- YOUR GOAL
Entries follow. Set all of them down as they stand.

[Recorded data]
+++

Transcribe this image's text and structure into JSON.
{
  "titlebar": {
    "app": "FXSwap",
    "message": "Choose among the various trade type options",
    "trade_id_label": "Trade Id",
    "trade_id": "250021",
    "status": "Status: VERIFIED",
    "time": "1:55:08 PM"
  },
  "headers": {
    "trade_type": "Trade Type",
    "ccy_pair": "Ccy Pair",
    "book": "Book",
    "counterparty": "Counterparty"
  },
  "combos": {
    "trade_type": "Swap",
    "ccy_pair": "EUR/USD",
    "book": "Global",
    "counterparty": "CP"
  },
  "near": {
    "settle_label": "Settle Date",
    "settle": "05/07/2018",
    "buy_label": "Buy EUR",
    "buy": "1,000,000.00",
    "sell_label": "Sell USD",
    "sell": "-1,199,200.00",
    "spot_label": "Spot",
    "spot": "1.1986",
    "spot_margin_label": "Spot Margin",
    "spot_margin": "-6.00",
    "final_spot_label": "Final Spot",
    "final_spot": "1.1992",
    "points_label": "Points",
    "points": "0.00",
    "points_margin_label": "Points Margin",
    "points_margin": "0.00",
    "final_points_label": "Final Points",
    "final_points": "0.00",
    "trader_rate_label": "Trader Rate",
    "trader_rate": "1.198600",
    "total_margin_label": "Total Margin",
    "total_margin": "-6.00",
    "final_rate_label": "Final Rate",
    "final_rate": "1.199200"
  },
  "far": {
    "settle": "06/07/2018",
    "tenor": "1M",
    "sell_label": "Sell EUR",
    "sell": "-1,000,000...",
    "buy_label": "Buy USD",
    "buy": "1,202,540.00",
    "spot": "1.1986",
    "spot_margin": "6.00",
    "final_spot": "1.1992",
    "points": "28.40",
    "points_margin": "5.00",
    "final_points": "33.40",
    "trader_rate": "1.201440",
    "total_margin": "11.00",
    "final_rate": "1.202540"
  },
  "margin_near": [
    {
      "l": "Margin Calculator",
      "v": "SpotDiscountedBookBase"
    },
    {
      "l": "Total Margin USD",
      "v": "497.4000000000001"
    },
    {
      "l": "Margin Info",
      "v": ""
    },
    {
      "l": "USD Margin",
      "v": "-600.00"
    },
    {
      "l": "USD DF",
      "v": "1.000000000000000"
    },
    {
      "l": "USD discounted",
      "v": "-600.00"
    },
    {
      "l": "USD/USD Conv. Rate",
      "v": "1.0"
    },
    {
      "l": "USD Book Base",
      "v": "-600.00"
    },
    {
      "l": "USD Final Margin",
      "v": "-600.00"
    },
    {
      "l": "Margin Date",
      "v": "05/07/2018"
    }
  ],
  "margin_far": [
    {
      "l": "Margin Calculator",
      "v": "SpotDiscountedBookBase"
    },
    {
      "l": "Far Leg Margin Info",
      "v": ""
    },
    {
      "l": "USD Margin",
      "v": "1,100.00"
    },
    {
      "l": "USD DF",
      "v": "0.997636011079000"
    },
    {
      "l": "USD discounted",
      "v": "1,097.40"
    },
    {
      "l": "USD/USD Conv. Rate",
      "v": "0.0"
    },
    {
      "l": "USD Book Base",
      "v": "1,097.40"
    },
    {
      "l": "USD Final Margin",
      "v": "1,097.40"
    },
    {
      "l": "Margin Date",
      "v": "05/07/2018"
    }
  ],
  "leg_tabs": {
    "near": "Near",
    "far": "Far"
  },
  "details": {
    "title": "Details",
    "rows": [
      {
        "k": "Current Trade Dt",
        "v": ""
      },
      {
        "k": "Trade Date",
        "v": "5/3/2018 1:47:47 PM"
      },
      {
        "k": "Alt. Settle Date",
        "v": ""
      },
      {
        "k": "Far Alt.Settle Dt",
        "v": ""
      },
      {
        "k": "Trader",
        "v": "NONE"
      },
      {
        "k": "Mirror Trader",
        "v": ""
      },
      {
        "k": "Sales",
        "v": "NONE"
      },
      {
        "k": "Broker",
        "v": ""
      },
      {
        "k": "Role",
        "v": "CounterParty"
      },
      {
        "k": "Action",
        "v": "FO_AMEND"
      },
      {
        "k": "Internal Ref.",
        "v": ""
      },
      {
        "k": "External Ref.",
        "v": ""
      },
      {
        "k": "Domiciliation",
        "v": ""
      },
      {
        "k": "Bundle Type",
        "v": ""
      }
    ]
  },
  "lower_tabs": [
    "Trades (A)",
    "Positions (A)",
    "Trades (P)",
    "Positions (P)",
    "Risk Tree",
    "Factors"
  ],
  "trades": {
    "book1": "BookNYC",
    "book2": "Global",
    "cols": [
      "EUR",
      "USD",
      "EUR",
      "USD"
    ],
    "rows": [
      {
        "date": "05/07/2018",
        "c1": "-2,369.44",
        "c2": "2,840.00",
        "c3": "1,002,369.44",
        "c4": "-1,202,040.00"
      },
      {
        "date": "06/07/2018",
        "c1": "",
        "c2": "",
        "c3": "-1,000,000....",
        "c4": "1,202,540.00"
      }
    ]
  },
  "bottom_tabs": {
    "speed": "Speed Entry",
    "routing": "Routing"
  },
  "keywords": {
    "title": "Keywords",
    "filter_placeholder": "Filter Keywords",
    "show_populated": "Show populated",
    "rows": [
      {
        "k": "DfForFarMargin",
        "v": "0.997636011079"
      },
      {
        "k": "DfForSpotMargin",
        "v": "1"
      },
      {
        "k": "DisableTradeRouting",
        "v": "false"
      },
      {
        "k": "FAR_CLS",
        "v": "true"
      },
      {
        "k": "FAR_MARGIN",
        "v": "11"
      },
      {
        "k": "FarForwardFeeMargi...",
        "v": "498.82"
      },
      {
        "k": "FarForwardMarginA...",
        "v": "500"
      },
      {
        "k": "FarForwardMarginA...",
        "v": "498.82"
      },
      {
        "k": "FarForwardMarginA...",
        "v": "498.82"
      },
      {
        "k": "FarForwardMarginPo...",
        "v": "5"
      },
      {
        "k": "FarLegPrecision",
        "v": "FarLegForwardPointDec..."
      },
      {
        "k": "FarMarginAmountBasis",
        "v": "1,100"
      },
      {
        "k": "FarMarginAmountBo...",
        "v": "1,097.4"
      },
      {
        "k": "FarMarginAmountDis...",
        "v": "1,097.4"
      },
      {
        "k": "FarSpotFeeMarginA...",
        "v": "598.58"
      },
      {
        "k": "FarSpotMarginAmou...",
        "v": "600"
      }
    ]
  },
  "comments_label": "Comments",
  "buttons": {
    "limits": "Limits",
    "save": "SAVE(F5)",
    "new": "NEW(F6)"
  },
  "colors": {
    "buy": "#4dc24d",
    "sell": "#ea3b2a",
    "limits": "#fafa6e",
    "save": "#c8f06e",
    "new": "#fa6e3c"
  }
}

+++

- TASK ANSWER
Transcribe this image's text and structure into JSON.
{
  "titlebar": {
    "app": "FXSwap",
    "message": "Choose among the various trade type options",
    "trade_id_label": "Trade Id",
    "trade_id": "250021",
    "status": "Status: VERIFIED",
    "time": "1:55:08 PM"
  },
  "headers": {
    "trade_type": "Trade Type",
    "ccy_pair": "Ccy Pair",
    "book": "Book",
    "counterparty": "Counterparty"
  },
  "combos": {
    "trade_type": "Swap",
    "ccy_pair": "EUR/USD",
    "book": "Global",
    "counterparty": "CP"
  },
  "near": {
    "settle_label": "Settle Date",
    "settle": "05/07/2018",
    "buy_label": "Buy EUR",
    "buy": "1,000,000.00",
    "sell_label": "Sell USD",
    "sell": "-1,199,200.00",
    "spot_label": "Spot",
    "spot": "1.1986",
    "spot_margin_label": "Spot Margin",
    "spot_margin": "-6.00",
    "final_spot_label": "Final Spot",
    "final_spot": "1.1992",
    "points_label": "Points",
    "points": "0.00",
    "points_margin_label": "Points Margin",
    "points_margin": "0.00",
    "final_points_label": "Final Points",
    "final_points": "0.00",
    "trader_rate_label": "Trader Rate",
    "trader_rate": "1.198600",
    "total_margin_label": "Total Margin",
    "total_margin": "-6.00",
    "final_rate_label": "Final Rate",
    "final_rate": "1.199200"
  },
  "far": {
    "settle": "06/07/2018",
    "tenor": "1M",
    "sell_label": "Sell EUR",
    "sell": "-1,000,000...",
    "buy_label": "Buy USD",
    "buy": "1,202,540.00",
    "spot": "1.1986",
    "spot_margin": "6.00",
    "final_spot": "1.1992",
    "points": "28.40",
    "points_margin": "5.00",
    "final_points": "33.40",
    "trader_rate": "1.201440",
    "total_margin": "11.00",
    "final_rate": "1.202540"
  },
  "margin_near": [
    {
      "l": "Margin Calculator",
      "v": "SpotDiscountedBookBase"
    },
    {
      "l": "Total Margin USD",
      "v": "497.4000000000001"
    },
    {
      "l": "Margin Info",
      "v": ""
    },
    {
      "l": "USD Margin",
      "v": "-600.00"
    },
    {
      "l": "USD DF",
      "v": "1.000000000000000"
    },
    {
      "l": "USD discounted",
      "v": "-600.00"
    },
    {
      "l": "USD/USD Conv. Rate",
      "v": "1.0"
    },
    {
      "l": "USD Book Base",
      "v": "-600.00"
    },
    {
      "l": "USD Final Margin",
      "v": "-600.00"
    },
    {
      "l": "Margin Date",
      "v": "05/07/2018"
    }
  ],
  "margin_far": [
    {
      "l": "Margin Calculator",
      "v": "SpotDiscountedBookBase"
    },
    {
      "l": "Far Leg Margin Info",
      "v": ""
    },
    {
      "l": "USD Margin",
      "v": "1,100.00"
    },
    {
      "l": "USD DF",
      "v": "0.997636011079000"
    },
    {
      "l": "USD discounted",
      "v": "1,097.40"
    },
    {
      "l": "USD/USD Conv. Rate",
      "v": "0.0"
    },
    {
      "l": "USD Book Base",
      "v": "1,097.40"
    },
    {
      "l": "USD Final Margin",
      "v": "1,097.40"
    },
    {
      "l": "Margin Date",
      "v": "05/07/2018"
    }
  ],
  "leg_tabs": {
    "near": "Near",
    "far": "Far"
  },
  "details": {
    "title": "Details",
    "rows": [
      {
        "k": "Current Trade Dt",
        "v": ""
      },
      {
        "k": "Trade Date",
        "v": "5/3/2018 1:47:47 PM"
      },
      {
        "k": "Alt. Settle Date",
        "v": ""
      },
      {
        "k": "Far Alt.Settle Dt",
        "v": ""
      },
      {
        "k": "Trader",
        "v": "NONE"
      },
      {
        "k": "Mirror Trader",
        "v": ""
      },
      {
        "k": "Sales",
        "v": "NONE"
      },
      {
        "k": "Broker",
        "v": ""
      },
      {
        "k": "Role",
        "v": "CounterParty"
      },
      {
        "k": "Action",
        "v": "FO_AMEND"
      },
      {
        "k": "Internal Ref.",
        "v": ""
      },
      {
        "k": "External Ref.",
        "v": ""
      },
      {
        "k": "Domiciliation",
        "v": ""
      },
      {
        "k": "Bundle Type",
        "v": ""
      }
    ]
  },
  "lower_tabs": [
    "Trades (A)",
    "Positions (A)",
    "Trades (P)",
    "Positions (P)",
    "Risk Tree",
    "Factors"
  ],
  "trades": {
    "book1": "BookNYC",
    "book2": "Global",
    "cols": [
      "EUR",
      "USD",
      "EUR",
      "USD"
    ],
    "rows": [
      {
        "date": "05/07/2018",
        "c1": "-2,369.44",
        "c2": "2,840.00",
        "c3": "1,002,369.44",
        "c4": "-1,202,040.00"
      },
      {
        "date": "06/07/2018",
        "c1": "",
        "c2": "",
        "c3": "-1,000,000....",
        "c4": "1,202,540.00"
      }
    ]
  },
  "bottom_tabs": {
    "speed": "Speed Entry",
    "routing": "Routing"
  },
  "keywords": {
    "title": "Keywords",
    "filter_placeholder": "Filter Keywords",
    "show_populated": "Show populated",
    "rows": [
      {
        "k": "DfForFarMargin",
        "v": "0.997636011079"
      },
      {
        "k": "DfForSpotMargin",
        "v": "1"
      },
      {
        "k": "DisableTradeRouting",
        "v": "false"
      },
      {
        "k": "FAR_CLS",
        "v": "true"
      },
      {
        "k": "FAR_MARGIN",
        "v": "11"
      },
      {
        "k": "FarForwardFeeMargi...",
        "v": "498.82"
      },
      {
        "k": "FarForwardMarginA...",
        "v": "500"
      },
      {
        "k": "FarForwardMarginA...",
        "v": "498.82"
      },
      {
        "k": "FarForwardMarginA...",
        "v": "498.82"
      },
      {
        "k": "FarForwardMarginPo...",
        "v": "5"
      },
      {
        "k": "FarLegPrecision",
        "v": "FarLegForwardPointDec..."
      },
      {
        "k": "FarMarginAmountBasis",
        "v": "1,100"
      },
      {
        "k": "FarMarginAmountBo...",
        "v": "1,097.4"
      },
      {
        "k": "FarMarginAmountDis...",
        "v": "1,097.4"
      },
      {
        "k": "FarSpotFeeMarginA...",
        "v": "598.58"
      },
      {
        "k": "FarSpotMarginAmou...",
        "v": "600"
      }
    ]
  },
  "comments_label": "Comments",
  "buttons": {
    "limits": "Limits",
    "save": "SAVE(F5)",
    "new": "NEW(F6)"
  },
  "colors": {
    "buy": "#4dc24d",
    "sell": "#ea3b2a",
    "limits": "#fafa6e",
    "save": "#c8f06e",
    "new": "#fa6e3c"
  }
}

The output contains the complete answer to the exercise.